- [What you need to do]
Repeat each line word for word.

- [Task inputs]
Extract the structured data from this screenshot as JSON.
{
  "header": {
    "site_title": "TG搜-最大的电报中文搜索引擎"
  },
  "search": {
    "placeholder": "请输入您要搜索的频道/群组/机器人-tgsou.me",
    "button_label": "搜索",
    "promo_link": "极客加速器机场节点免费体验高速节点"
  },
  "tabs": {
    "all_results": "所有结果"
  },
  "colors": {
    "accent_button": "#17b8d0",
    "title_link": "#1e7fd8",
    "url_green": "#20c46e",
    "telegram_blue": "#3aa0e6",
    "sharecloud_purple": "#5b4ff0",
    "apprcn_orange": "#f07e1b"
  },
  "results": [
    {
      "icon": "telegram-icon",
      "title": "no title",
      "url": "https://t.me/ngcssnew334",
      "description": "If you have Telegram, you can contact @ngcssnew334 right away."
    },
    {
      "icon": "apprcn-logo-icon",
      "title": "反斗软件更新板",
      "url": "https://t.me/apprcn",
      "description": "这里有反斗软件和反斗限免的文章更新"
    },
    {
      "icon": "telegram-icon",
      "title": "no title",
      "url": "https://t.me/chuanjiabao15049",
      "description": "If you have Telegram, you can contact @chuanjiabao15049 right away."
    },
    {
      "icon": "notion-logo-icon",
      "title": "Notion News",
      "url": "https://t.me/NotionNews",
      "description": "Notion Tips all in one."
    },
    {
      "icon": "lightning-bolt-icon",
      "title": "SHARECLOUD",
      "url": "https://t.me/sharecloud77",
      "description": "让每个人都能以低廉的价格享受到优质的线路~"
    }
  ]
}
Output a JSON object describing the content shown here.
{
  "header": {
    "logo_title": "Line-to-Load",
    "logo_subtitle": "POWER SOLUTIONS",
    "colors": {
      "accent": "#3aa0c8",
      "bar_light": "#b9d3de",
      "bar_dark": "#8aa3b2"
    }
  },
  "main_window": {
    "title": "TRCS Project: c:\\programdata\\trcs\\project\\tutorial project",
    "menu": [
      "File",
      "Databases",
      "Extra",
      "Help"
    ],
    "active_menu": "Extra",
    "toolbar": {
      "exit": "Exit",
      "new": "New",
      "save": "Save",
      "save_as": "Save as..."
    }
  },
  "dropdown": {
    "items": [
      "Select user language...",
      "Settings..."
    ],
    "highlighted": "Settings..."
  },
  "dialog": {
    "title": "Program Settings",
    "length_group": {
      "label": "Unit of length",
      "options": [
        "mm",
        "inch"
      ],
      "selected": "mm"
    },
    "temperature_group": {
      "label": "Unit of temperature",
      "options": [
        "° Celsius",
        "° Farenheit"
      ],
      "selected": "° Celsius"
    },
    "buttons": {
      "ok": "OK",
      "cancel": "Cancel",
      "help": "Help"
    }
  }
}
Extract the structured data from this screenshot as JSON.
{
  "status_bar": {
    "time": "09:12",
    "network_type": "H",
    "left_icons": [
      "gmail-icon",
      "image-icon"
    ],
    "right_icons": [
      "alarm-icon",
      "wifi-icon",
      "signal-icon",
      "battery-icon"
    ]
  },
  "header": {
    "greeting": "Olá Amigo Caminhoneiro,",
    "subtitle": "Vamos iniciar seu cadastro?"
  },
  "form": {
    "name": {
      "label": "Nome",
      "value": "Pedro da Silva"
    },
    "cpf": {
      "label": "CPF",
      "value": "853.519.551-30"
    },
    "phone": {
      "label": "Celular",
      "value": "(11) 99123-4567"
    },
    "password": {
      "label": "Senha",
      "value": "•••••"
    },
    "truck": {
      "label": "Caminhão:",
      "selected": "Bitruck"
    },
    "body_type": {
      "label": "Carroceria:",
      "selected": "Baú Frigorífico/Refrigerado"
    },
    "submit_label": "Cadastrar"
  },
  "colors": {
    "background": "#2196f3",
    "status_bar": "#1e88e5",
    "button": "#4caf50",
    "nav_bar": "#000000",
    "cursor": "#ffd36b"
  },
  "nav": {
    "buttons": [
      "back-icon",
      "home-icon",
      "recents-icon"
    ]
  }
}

- [Answer for the task]
Extract the structured data from this screenshot as JSON.
{
  "header": {
    "site_title": "TG搜-最大的电报中文搜索引擎"
  },
  "search": {
    "placeholder": "请输入您要搜索的频道/群组/机器人-tgsou.me",
    "button_label": "搜索",
    "promo_link": "极客加速器机场节点免费体验高速节点"
  },
  "tabs": {
    "all_results": "所有结果"
  },
  "colors": {
    "accent_button": "#17b8d0",
    "title_link": "#1e7fd8",
    "url_green": "#20c46e",
    "telegram_blue": "#3aa0e6",
    "sharecloud_purple": "#5b4ff0",
    "apprcn_orange": "#f07e1b"
  },
  "results": [
    {
      "icon": "telegram-icon",
      "title": "no title",
      "url": "https://t.me/ngcssnew334",
      "description": "If you have Telegram, you can contact @ngcssnew334 right away."
    },
    {
      "icon": "apprcn-logo-icon",
      "title": "反斗软件更新板",
      "url": "https://t.me/apprcn",
      "description": "这里有反斗软件和反斗限免的文章更新"
    },
    {
      "icon": "telegram-icon",
      "title": "no title",
      "url": "https://t.me/chuanjiabao15049",
      "description": "If you have Telegram, you can contact @chuanjiabao15049 right away."
    },
    {
      "icon": "notion-logo-icon",
      "title": "Notion News",
      "url": "https://t.me/NotionNews",
      "description": "Notion Tips all in one."
    },
    {
      "icon": "lightning-bolt-icon",
      "title": "SHARECLOUD",
      "url": "https://t.me/sharecloud77",
      "description": "让每个人都能以低廉的价格享受到优质的线路~"
    }
  ]
}
Output a JSON object describing the content shown here.
{
  "header": {
    "logo_title": "Line-to-Load",
    "logo_subtitle": "POWER SOLUTIONS",
    "colors": {
      "accent": "#3aa0c8",
      "bar_light": "#b9d3de",
      "bar_dark": "#8aa3b2"
    }
  },
  "main_window": {
    "title": "TRCS Project: c:\\programdata\\trcs\\project\\tutorial project",
    "menu": [
      "File",
      "Databases",
      "Extra",
      "Help"
    ],
    "active_menu": "Extra",
    "toolbar": {
      "exit": "Exit",
      "new": "New",
      "save": "Save",
      "save_as": "Save as..."
    }
  },
  "dropdown": {
    "items": [
      "Select user language...",
      "Settings..."
    ],
    "highlighted": "Settings..."
  },
  "dialog": {
    "title": "Program Settings",
    "length_group": {
      "label": "Unit of length",
      "options": [
        "mm",
        "inch"
      ],
      "selected": "mm"
    },
    "temperature_group": {
      "label": "Unit of temperature",
      "options": [
        "° Celsius",
        "° Farenheit"
      ],
      "selected": "° Celsius"
    },
    "buttons": {
      "ok": "OK",
      "cancel": "Cancel",
      "help": "Help"
    }
  }
}
Extract the structured data from this screenshot as JSON.
{
  "status_bar": {
    "time": "09:12",
    "network_type": "H",
    "left_icons": [
      "gmail-icon",
      "image-icon"
    ],
    "right_icons": [
      "alarm-icon",
      "wifi-icon",
      "signal-icon",
      "battery-icon"
    ]
  },
  "header": {
    "greeting": "Olá Amigo Caminhoneiro,",
    "subtitle": "Vamos iniciar seu cadastro?"
  },
  "form": {
    "name": {
      "label": "Nome",
      "value": "Pedro da Silva"
    },
    "cpf": {
      "label": "CPF",
      "value": "853.519.551-30"
    },
    "phone": {
      "label": "Celular",
      "value": "(11) 99123-4567"
    },
    "password": {
      "label": "Senha",
      "value": "•••••"
    },
    "truck": {
      "label": "Caminhão:",
      "selected": "Bitruck"
    },
    "body_type": {
      "label": "Carroceria:",
      "selected": "Baú Frigorífico/Refrigerado"
    },
    "submit_label": "Cadastrar"
  },
  "colors": {
    "background": "#2196f3",
    "status_bar": "#1e88e5",
    "button": "#4caf50",
    "nav_bar": "#000000",
    "cursor": "#ffd36b"
  },
  "nav": {
    "buttons": [
      "back-icon",
      "home-icon",
      "recents-icon"
    ]
  }
}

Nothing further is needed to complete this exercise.